> Task directions
Copy every line with the string "populates" in it.

(Part of a data file)
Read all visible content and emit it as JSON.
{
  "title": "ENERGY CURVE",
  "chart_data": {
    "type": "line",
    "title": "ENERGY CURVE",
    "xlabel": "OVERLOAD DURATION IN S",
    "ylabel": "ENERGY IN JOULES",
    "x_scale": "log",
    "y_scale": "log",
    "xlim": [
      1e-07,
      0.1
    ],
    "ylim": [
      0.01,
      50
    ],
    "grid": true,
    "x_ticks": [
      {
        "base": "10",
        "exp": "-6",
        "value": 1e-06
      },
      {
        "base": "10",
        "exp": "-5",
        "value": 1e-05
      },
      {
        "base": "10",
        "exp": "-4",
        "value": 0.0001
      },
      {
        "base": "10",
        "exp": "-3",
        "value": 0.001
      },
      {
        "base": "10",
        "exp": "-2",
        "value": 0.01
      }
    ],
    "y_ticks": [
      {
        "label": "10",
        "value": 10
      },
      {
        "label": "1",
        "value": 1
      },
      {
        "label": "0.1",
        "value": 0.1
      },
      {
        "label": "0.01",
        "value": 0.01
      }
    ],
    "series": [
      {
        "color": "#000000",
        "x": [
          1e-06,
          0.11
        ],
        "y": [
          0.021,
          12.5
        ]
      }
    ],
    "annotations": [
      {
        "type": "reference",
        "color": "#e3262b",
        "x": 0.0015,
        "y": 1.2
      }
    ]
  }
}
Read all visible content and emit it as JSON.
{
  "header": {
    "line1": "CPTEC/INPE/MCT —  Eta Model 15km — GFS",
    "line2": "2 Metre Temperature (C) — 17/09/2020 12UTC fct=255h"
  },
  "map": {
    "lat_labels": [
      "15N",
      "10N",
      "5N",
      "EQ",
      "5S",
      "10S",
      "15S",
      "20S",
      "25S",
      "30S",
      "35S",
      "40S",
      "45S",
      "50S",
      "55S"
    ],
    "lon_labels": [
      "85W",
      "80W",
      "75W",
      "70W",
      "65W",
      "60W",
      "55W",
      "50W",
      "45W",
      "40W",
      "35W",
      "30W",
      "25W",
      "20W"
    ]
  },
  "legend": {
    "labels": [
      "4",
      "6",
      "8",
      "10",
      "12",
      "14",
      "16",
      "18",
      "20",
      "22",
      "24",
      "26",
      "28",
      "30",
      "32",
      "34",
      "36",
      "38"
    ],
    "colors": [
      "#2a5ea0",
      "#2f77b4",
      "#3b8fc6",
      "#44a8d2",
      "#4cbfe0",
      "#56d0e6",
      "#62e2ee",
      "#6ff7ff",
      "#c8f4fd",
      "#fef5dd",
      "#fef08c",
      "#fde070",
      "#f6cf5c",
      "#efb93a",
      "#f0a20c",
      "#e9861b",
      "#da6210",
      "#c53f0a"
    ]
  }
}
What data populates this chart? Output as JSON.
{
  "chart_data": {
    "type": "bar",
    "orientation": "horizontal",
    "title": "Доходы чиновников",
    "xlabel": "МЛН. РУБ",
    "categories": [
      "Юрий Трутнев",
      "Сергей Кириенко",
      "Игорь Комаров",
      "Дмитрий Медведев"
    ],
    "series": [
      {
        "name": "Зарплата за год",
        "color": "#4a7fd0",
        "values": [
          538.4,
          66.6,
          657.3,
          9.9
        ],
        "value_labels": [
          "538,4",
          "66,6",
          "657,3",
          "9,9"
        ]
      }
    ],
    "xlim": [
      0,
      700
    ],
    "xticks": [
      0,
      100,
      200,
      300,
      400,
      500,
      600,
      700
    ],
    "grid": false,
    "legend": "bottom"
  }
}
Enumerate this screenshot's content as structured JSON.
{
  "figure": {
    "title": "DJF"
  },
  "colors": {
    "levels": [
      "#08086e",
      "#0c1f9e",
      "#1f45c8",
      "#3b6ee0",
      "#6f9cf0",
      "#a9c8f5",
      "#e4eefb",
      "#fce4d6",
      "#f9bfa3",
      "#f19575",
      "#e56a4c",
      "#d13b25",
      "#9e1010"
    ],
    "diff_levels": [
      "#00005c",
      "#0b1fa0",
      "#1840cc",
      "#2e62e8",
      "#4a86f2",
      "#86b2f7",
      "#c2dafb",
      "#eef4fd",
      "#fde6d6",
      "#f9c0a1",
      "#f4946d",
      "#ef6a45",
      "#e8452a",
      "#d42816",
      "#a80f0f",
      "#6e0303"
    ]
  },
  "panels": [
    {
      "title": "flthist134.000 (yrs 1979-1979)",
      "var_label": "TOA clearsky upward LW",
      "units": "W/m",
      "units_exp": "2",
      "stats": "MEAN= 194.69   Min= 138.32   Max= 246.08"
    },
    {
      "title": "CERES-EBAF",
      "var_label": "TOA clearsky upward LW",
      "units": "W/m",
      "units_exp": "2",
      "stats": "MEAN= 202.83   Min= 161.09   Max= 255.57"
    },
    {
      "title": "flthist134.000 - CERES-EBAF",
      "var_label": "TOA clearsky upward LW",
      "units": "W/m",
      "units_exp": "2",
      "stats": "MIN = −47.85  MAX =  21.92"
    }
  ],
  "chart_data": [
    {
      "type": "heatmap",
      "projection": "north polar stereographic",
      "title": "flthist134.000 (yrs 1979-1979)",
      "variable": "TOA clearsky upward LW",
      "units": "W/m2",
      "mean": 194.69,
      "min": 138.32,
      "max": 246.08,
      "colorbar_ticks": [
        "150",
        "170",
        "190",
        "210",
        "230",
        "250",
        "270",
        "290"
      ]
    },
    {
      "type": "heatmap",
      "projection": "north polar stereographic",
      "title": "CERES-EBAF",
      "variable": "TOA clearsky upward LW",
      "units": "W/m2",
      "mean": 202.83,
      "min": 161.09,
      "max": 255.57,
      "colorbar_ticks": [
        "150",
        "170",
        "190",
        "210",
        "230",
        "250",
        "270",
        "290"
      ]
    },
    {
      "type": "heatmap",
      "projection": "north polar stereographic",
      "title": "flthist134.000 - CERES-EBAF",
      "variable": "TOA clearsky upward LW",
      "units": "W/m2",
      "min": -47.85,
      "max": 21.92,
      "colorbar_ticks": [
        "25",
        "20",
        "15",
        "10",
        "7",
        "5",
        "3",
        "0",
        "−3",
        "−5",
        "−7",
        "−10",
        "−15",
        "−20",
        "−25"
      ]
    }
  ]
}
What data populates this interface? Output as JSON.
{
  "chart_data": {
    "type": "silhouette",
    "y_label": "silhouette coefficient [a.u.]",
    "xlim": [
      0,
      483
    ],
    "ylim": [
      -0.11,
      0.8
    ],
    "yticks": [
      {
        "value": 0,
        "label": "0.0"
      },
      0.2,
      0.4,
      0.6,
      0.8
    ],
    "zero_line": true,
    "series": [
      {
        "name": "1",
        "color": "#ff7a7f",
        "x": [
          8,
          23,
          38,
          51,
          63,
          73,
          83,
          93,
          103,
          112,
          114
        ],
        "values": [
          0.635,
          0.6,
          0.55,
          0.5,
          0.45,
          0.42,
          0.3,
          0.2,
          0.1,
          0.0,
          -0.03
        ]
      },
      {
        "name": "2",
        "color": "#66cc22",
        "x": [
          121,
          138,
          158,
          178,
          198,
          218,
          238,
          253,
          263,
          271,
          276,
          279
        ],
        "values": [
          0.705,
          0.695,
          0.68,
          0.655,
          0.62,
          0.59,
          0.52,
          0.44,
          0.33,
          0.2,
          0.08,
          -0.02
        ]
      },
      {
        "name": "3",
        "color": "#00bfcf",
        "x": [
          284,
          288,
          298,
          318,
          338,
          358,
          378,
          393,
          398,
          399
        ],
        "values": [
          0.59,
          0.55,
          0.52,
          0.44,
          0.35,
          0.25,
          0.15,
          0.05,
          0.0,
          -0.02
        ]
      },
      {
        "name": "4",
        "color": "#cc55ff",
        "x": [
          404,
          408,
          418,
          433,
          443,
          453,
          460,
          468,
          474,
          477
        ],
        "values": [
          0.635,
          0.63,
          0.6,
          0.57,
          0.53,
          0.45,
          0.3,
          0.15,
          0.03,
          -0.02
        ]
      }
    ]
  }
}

> Expected answer
What data populates this chart? Output as JSON.
What data populates this interface? Output as JSON.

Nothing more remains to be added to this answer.